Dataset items
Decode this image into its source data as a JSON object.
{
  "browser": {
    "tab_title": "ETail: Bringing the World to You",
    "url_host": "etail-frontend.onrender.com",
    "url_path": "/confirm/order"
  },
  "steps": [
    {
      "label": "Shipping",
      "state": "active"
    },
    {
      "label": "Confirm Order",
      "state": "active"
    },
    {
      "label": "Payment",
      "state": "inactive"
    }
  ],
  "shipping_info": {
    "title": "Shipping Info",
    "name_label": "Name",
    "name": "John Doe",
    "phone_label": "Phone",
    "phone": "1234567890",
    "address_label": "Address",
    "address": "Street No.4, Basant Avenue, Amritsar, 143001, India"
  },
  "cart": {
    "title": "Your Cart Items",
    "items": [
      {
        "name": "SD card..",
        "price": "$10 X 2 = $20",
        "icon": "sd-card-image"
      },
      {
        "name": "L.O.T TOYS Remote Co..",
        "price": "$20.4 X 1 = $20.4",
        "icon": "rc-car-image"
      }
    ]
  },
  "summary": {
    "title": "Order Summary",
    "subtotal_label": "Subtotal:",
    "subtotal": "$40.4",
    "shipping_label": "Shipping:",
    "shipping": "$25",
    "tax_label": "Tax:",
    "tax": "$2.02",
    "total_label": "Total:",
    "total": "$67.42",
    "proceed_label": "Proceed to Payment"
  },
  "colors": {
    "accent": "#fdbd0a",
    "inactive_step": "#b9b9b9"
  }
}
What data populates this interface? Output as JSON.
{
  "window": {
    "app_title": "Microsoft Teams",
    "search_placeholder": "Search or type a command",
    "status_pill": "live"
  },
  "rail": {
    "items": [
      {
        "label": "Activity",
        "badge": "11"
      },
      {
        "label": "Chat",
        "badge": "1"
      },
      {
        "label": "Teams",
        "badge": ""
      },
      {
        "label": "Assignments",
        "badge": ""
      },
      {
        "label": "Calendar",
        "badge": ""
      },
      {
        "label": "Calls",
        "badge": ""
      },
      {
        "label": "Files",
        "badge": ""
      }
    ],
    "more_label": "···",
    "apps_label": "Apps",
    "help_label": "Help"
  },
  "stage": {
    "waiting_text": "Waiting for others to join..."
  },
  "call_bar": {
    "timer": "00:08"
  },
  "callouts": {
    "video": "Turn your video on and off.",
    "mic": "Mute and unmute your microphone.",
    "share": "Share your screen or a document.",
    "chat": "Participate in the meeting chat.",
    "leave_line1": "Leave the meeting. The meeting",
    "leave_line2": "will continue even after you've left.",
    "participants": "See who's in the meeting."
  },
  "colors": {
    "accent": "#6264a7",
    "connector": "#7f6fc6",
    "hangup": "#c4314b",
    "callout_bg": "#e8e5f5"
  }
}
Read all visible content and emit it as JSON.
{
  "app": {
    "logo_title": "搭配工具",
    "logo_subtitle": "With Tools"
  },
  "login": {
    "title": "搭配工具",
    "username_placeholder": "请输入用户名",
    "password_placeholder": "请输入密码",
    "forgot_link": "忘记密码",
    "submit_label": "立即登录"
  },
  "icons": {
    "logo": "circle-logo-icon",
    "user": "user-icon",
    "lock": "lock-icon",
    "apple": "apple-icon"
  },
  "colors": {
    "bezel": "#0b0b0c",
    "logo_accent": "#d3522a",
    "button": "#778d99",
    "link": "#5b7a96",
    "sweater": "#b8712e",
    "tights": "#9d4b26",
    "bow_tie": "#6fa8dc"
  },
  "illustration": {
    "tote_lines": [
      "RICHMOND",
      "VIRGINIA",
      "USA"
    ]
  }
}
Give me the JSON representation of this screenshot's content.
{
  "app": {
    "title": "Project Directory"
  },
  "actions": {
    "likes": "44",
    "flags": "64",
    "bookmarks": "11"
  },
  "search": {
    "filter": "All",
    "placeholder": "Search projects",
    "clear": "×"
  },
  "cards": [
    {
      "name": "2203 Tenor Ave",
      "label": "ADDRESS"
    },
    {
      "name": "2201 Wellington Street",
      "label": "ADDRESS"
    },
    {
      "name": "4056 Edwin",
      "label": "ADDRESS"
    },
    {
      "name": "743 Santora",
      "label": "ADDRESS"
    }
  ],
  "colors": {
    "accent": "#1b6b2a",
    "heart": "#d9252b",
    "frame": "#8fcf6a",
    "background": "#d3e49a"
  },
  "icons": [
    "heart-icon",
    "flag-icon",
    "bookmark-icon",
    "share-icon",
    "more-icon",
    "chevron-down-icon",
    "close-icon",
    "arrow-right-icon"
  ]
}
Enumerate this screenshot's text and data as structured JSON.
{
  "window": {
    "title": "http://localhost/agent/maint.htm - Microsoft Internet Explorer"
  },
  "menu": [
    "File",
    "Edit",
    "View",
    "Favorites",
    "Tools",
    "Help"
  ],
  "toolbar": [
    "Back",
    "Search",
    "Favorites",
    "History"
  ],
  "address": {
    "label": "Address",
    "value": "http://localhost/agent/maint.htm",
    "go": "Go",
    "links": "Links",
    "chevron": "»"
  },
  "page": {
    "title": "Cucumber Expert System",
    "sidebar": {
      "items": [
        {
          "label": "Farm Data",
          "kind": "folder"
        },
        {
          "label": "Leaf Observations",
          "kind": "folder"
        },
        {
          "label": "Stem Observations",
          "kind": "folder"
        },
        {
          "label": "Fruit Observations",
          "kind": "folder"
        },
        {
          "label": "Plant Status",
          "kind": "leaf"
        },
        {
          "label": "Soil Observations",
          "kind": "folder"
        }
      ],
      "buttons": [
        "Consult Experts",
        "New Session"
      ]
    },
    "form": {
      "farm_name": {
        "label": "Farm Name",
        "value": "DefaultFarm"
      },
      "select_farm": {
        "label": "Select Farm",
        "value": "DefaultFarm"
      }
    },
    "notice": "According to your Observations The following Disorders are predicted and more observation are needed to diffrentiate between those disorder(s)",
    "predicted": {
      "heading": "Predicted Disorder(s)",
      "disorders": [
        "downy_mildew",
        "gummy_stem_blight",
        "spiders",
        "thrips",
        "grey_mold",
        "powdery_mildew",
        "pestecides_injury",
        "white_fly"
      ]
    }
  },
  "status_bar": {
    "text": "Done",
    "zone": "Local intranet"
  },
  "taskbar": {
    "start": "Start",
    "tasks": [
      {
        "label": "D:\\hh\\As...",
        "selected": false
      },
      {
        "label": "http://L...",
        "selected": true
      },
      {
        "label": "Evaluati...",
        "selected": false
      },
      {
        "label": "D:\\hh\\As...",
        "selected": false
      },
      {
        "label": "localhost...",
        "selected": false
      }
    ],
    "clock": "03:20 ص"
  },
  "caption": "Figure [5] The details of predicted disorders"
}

* [Task requirements]:
Keep only the lines that hold the string "image", and copy them out.

* [Exercise solution]:
Decode this image into its source data as a JSON object.
        "icon": "sd-card-image"
        "icon": "rc-car-image"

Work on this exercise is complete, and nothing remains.